__GIVEN TASK__
Give back the records below exactly, every one, with no pictures.

__RECORDS__
= = = = = = =

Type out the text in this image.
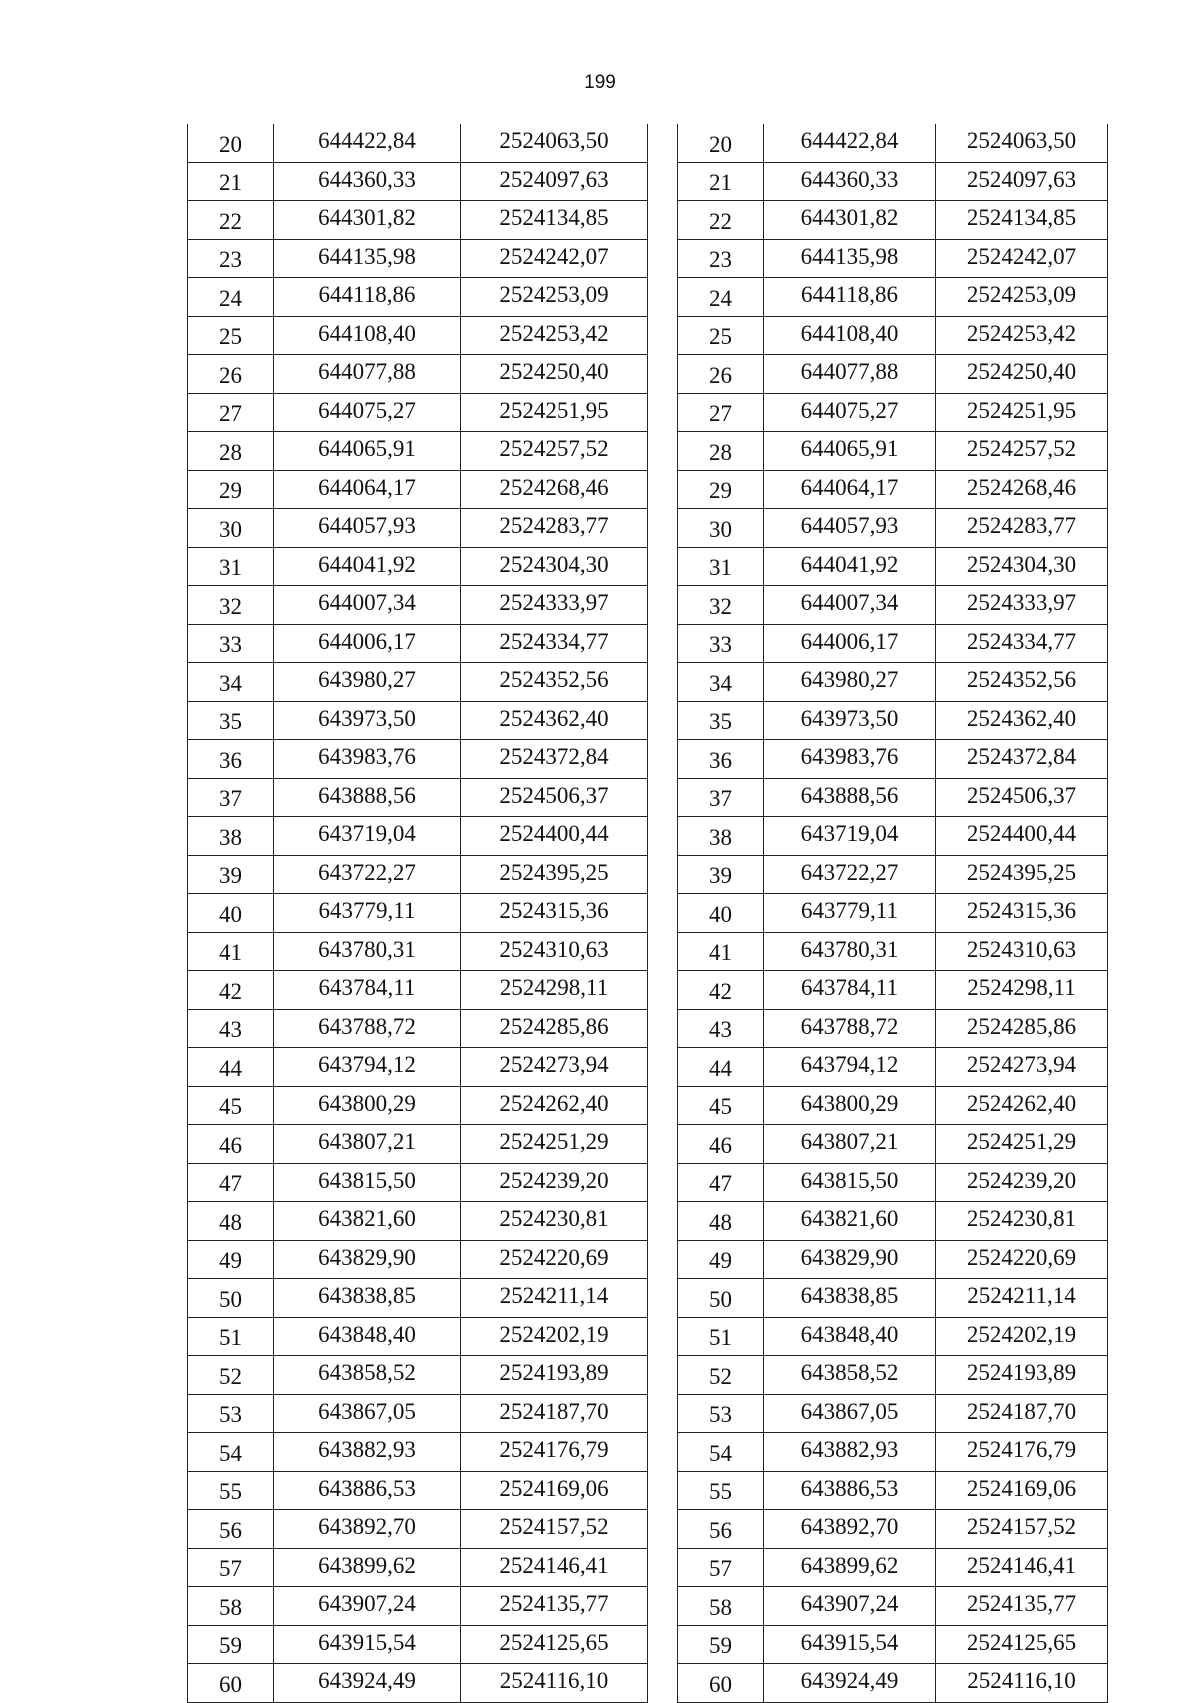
199
20	644422,84	2524063,50
21	644360,33	2524097,63
22	644301,82	2524134,85
23	644135,98	2524242,07
24	644118,86	2524253,09
25	644108,40	2524253,42
26	644077,88	2524250,40
27	644075,27	2524251,95
28	644065,91	2524257,52
29	644064,17	2524268,46
30	644057,93	2524283,77
31	644041,92	2524304,30
32	644007,34	2524333,97
33	644006,17	2524334,77
34	643980,27	2524352,56
35	643973,50	2524362,40
36	643983,76	2524372,84
37	643888,56	2524506,37
38	643719,04	2524400,44
39	643722,27	2524395,25
40	643779,11	2524315,36
41	643780,31	2524310,63
42	643784,11	2524298,11
43	643788,72	2524285,86
44	643794,12	2524273,94
45	643800,29	2524262,40
46	643807,21	2524251,29
47	643815,50	2524239,20
48	643821,60	2524230,81
49	643829,90	2524220,69
50	643838,85	2524211,14
51	643848,40	2524202,19
52	643858,52	2524193,89
53	643867,05	2524187,70
54	643882,93	2524176,79
55	643886,53	2524169,06
56	643892,70	2524157,52
57	643899,62	2524146,41
58	643907,24	2524135,77
59	643915,54	2524125,65
60	643924,49	2524116,10
20	644422,84	2524063,50
21	644360,33	2524097,63
22	644301,82	2524134,85
23	644135,98	2524242,07
24	644118,86	2524253,09
25	644108,40	2524253,42
26	644077,88	2524250,40
27	644075,27	2524251,95
28	644065,91	2524257,52
29	644064,17	2524268,46
30	644057,93	2524283,77
31	644041,92	2524304,30
32	644007,34	2524333,97
33	644006,17	2524334,77
34	643980,27	2524352,56
35	643973,50	2524362,40
36	643983,76	2524372,84
37	643888,56	2524506,37
38	643719,04	2524400,44
39	643722,27	2524395,25
40	643779,11	2524315,36
41	643780,31	2524310,63
42	643784,11	2524298,11
43	643788,72	2524285,86
44	643794,12	2524273,94
45	643800,29	2524262,40
46	643807,21	2524251,29
47	643815,50	2524239,20
48	643821,60	2524230,81
49	643829,90	2524220,69
50	643838,85	2524211,14
51	643848,40	2524202,19
52	643858,52	2524193,89
53	643867,05	2524187,70
54	643882,93	2524176,79
55	643886,53	2524169,06
56	643892,70	2524157,52
57	643899,62	2524146,41
58	643907,24	2524135,77
59	643915,54	2524125,65
60	643924,49	2524116,10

= = = = = = =

__WRITTEN ANSWER__
Type out the text in this image.
199
20	644422,84	2524063,50
21	644360,33	2524097,63
22	644301,82	2524134,85
23	644135,98	2524242,07
24	644118,86	2524253,09
25	644108,40	2524253,42
26	644077,88	2524250,40
27	644075,27	2524251,95
28	644065,91	2524257,52
29	644064,17	2524268,46
30	644057,93	2524283,77
31	644041,92	2524304,30
32	644007,34	2524333,97
33	644006,17	2524334,77
34	643980,27	2524352,56
35	643973,50	2524362,40
36	643983,76	2524372,84
37	643888,56	2524506,37
38	643719,04	2524400,44
39	643722,27	2524395,25
40	643779,11	2524315,36
41	643780,31	2524310,63
42	643784,11	2524298,11
43	643788,72	2524285,86
44	643794,12	2524273,94
45	643800,29	2524262,40
46	643807,21	2524251,29
47	643815,50	2524239,20
48	643821,60	2524230,81
49	643829,90	2524220,69
50	643838,85	2524211,14
51	643848,40	2524202,19
52	643858,52	2524193,89
53	643867,05	2524187,70
54	643882,93	2524176,79
55	643886,53	2524169,06
56	643892,70	2524157,52
57	643899,62	2524146,41
58	643907,24	2524135,77
59	643915,54	2524125,65
60	643924,49	2524116,10
20	644422,84	2524063,50
21	644360,33	2524097,63
22	644301,82	2524134,85
23	644135,98	2524242,07
24	644118,86	2524253,09
25	644108,40	2524253,42
26	644077,88	2524250,40
27	644075,27	2524251,95
28	644065,91	2524257,52
29	644064,17	2524268,46
30	644057,93	2524283,77
31	644041,92	2524304,30
32	644007,34	2524333,97
33	644006,17	2524334,77
34	643980,27	2524352,56
35	643973,50	2524362,40
36	643983,76	2524372,84
37	643888,56	2524506,37
38	643719,04	2524400,44
39	643722,27	2524395,25
40	643779,11	2524315,36
41	643780,31	2524310,63
42	643784,11	2524298,11
43	643788,72	2524285,86
44	643794,12	2524273,94
45	643800,29	2524262,40
46	643807,21	2524251,29
47	643815,50	2524239,20
48	643821,60	2524230,81
49	643829,90	2524220,69
50	643838,85	2524211,14
51	643848,40	2524202,19
52	643858,52	2524193,89
53	643867,05	2524187,70
54	643882,93	2524176,79
55	643886,53	2524169,06
56	643892,70	2524157,52
57	643899,62	2524146,41
58	643907,24	2524135,77
59	643915,54	2524125,65
60	643924,49	2524116,10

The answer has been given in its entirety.